• Work to do
Filter the entries below, keeping every line that has the word "document".

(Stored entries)
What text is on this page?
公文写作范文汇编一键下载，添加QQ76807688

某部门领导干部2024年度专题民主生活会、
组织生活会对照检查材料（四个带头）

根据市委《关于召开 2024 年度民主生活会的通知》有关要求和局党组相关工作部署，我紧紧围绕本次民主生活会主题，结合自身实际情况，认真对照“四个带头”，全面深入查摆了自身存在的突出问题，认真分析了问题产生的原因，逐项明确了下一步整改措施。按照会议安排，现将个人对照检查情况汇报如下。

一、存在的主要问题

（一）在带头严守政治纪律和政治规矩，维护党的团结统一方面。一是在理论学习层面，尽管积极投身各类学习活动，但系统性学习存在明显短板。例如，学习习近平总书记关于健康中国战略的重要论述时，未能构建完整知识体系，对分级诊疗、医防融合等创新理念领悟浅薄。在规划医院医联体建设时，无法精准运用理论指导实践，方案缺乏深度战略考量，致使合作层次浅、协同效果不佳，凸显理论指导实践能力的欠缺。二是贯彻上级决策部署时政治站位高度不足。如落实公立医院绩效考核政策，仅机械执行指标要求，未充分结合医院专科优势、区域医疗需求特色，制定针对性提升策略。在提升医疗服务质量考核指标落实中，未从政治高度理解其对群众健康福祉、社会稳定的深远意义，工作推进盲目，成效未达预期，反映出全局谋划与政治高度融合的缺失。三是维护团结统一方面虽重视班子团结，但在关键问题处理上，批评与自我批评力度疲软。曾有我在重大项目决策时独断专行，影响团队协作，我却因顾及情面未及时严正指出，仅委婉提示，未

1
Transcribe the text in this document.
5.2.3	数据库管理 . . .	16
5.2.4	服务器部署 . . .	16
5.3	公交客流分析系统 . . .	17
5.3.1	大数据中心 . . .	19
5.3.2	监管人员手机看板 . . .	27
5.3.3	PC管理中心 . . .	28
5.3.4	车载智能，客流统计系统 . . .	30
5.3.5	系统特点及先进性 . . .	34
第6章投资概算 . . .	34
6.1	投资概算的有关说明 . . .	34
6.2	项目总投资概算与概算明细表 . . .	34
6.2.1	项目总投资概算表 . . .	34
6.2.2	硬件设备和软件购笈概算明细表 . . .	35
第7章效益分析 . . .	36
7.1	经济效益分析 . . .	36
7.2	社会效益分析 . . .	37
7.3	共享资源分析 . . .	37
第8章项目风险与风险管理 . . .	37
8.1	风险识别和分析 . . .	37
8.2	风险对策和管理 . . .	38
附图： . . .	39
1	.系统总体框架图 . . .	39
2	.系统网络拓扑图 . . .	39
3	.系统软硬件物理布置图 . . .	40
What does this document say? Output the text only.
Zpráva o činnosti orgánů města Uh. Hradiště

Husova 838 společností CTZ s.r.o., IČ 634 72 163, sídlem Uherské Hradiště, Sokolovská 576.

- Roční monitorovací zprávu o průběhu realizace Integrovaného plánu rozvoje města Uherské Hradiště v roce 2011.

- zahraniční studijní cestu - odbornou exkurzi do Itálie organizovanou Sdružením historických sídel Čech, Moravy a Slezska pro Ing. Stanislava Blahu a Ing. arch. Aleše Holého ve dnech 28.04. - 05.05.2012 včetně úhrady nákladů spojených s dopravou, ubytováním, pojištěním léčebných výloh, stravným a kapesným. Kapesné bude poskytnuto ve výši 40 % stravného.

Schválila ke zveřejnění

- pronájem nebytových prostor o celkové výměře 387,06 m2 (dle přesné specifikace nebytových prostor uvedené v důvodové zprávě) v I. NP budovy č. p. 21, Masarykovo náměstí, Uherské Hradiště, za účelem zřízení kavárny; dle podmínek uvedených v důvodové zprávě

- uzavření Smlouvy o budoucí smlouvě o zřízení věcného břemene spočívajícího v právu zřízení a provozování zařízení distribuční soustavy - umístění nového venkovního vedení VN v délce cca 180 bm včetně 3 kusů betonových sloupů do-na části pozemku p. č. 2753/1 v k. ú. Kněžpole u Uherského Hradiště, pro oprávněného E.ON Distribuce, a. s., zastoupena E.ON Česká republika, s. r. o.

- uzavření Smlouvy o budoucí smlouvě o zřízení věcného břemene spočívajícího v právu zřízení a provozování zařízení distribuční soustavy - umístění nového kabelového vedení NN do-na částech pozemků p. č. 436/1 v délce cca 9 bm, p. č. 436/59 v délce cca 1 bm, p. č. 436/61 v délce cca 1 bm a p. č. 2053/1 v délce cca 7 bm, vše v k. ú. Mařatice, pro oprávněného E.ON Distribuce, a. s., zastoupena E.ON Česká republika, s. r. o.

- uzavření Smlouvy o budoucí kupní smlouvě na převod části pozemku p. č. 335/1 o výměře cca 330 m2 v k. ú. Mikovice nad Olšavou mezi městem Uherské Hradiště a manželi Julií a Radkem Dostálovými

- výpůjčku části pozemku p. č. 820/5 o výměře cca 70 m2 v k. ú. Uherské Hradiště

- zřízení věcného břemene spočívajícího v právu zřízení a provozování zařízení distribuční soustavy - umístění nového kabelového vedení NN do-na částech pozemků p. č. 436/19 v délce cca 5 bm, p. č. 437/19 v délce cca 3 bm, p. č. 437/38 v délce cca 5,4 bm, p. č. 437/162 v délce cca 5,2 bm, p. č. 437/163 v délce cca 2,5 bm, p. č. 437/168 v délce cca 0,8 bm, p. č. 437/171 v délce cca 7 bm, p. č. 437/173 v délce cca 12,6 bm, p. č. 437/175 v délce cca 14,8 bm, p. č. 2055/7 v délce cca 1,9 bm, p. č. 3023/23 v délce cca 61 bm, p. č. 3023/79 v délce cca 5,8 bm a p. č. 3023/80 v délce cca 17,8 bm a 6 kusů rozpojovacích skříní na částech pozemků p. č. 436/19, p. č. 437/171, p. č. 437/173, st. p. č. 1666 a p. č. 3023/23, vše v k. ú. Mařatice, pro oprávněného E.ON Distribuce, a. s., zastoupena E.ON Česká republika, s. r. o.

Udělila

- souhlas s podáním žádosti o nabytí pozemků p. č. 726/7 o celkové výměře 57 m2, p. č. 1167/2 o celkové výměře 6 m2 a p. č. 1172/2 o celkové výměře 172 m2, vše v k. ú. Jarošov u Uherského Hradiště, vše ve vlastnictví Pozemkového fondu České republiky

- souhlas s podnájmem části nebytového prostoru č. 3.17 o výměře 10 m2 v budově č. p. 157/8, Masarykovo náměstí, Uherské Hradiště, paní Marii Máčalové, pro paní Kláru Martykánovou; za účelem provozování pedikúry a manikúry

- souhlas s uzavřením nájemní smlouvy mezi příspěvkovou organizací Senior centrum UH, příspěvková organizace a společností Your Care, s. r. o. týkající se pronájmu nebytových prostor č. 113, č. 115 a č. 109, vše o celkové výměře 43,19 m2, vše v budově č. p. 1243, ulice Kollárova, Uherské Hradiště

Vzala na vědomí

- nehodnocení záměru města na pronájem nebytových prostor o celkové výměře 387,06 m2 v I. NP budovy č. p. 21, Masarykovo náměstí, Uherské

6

• The answer
Transcribe the text in this document.
What does this document say? Output the text only.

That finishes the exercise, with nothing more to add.